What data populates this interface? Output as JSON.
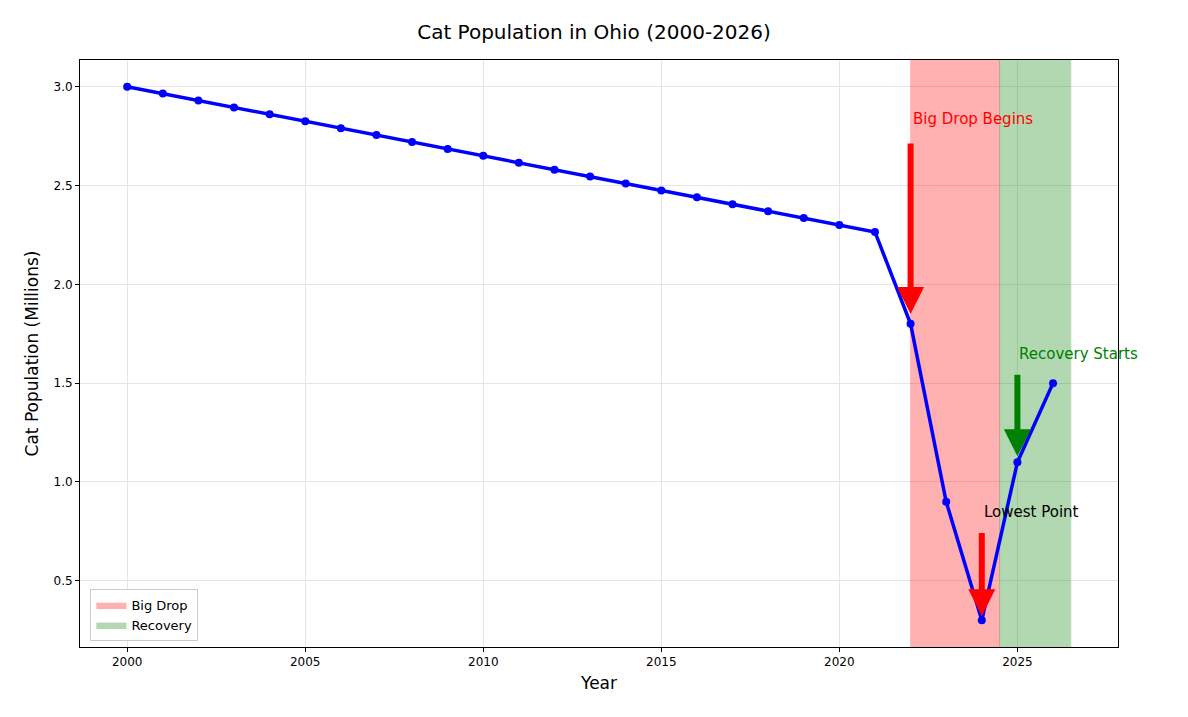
{
  "chart_data": {
    "type": "line",
    "title": "Cat Population in Ohio (2000-2026)",
    "x_label": "Year",
    "y_label": "Cat Population (Millions)",
    "x": [
      2000,
      2001,
      2002,
      2003,
      2004,
      2005,
      2006,
      2007,
      2008,
      2009,
      2010,
      2011,
      2012,
      2013,
      2014,
      2015,
      2016,
      2017,
      2018,
      2019,
      2020,
      2021,
      2022,
      2023,
      2024,
      2025,
      2026
    ],
    "values": [
      3.0,
      2.965,
      2.93,
      2.895,
      2.86,
      2.825,
      2.79,
      2.755,
      2.72,
      2.685,
      2.65,
      2.615,
      2.58,
      2.545,
      2.51,
      2.475,
      2.44,
      2.405,
      2.37,
      2.335,
      2.3,
      2.265,
      1.8,
      0.9,
      0.3,
      1.1,
      1.5
    ],
    "color": "blue",
    "marker": "circle",
    "line_style": "solid",
    "xlim": [
      1998.675,
      2027.825
    ],
    "ylim": [
      0.165,
      3.135
    ],
    "xticks": [
      2000,
      2005,
      2010,
      2015,
      2020,
      2025
    ],
    "yticks": [
      {
        "value": 0.5,
        "label": "0.5"
      },
      {
        "value": 1.0,
        "label": "1.0"
      },
      {
        "value": 1.5,
        "label": "1.5"
      },
      {
        "value": 2.0,
        "label": "2.0"
      },
      {
        "value": 2.5,
        "label": "2.5"
      },
      {
        "value": 3.0,
        "label": "3.0"
      }
    ],
    "grid": true,
    "legend": "lower left",
    "shaded_regions": [
      {
        "name": "Big Drop",
        "from": 2022,
        "to": 2024.5,
        "color": "red"
      },
      {
        "name": "Recovery",
        "from": 2024.5,
        "to": 2026.5,
        "color": "green"
      }
    ],
    "annotations": [
      {
        "text": "Big Drop Begins",
        "x": 2022,
        "y": 2.78,
        "color": "red",
        "arrow_color": "red",
        "arrow_from": [
          2022,
          2.72
        ],
        "arrow_to": [
          2022,
          1.85
        ]
      },
      {
        "text": "Lowest Point",
        "x": 2024,
        "y": 0.79,
        "color": "black",
        "arrow_color": "red",
        "arrow_from": [
          2024,
          0.75
        ],
        "arrow_to": [
          2024,
          0.32
        ]
      },
      {
        "text": "Recovery Starts",
        "x": 2025,
        "y": 1.59,
        "color": "green",
        "arrow_color": "green",
        "arrow_from": [
          2025,
          1.55
        ],
        "arrow_to": [
          2025,
          1.13
        ]
      }
    ]
  }
}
━━━━━━━━━━━━━━━━━━━━━━━━━━━━━━
- [AIM]: Omit every picture while copying the listing above exactly.

- [TASK ANSWER]:
What data populates this interface? Output as JSON.
{
  "chart_data": {
    "type": "line",
    "title": "Cat Population in Ohio (2000-2026)",
    "x_label": "Year",
    "y_label": "Cat Population (Millions)",
    "x": [
      2000,
      2001,
      2002,
      2003,
      2004,
      2005,
      2006,
      2007,
      2008,
      2009,
      2010,
      2011,
      2012,
      2013,
      2014,
      2015,
      2016,
      2017,
      2018,
      2019,
      2020,
      2021,
      2022,
      2023,
      2024,
      2025,
      2026
    ],
    "values": [
      3.0,
      2.965,
      2.93,
      2.895,
      2.86,
      2.825,
      2.79,
      2.755,
      2.72,
      2.685,
      2.65,
      2.615,
      2.58,
      2.545,
      2.51,
      2.475,
      2.44,
      2.405,
      2.37,
      2.335,
      2.3,
      2.265,
      1.8,
      0.9,
      0.3,
      1.1,
      1.5
    ],
    "color": "blue",
    "marker": "circle",
    "line_style": "solid",
    "xlim": [
      1998.675,
      2027.825
    ],
    "ylim": [
      0.165,
      3.135
    ],
    "xticks": [
      2000,
      2005,
      2010,
      2015,
      2020,
      2025
    ],
    "yticks": [
      {
        "value": 0.5,
        "label": "0.5"
      },
      {
        "value": 1.0,
        "label": "1.0"
      },
      {
        "value": 1.5,
        "label": "1.5"
      },
      {
        "value": 2.0,
        "label": "2.0"
      },
      {
        "value": 2.5,
        "label": "2.5"
      },
      {
        "value": 3.0,
        "label": "3.0"
      }
    ],
    "grid": true,
    "legend": "lower left",
    "shaded_regions": [
      {
        "name": "Big Drop",
        "from": 2022,
        "to": 2024.5,
        "color": "red"
      },
      {
        "name": "Recovery",
        "from": 2024.5,
        "to": 2026.5,
        "color": "green"
      }
    ],
    "annotations": [
      {
        "text": "Big Drop Begins",
        "x": 2022,
        "y": 2.78,
        "color": "red",
        "arrow_color": "red",
        "arrow_from": [
          2022,
          2.72
        ],
        "arrow_to": [
          2022,
          1.85
        ]
      },
      {
        "text": "Lowest Point",
        "x": 2024,
        "y": 0.79,
        "color": "black",
        "arrow_color": "red",
        "arrow_from": [
          2024,
          0.75
        ],
        "arrow_to": [
          2024,
          0.32
        ]
      },
      {
        "text": "Recovery Starts",
        "x": 2025,
        "y": 1.59,
        "color": "green",
        "arrow_color": "green",
        "arrow_from": [
          2025,
          1.55
        ],
        "arrow_to": [
          2025,
          1.13
        ]
      }
    ]
  }
}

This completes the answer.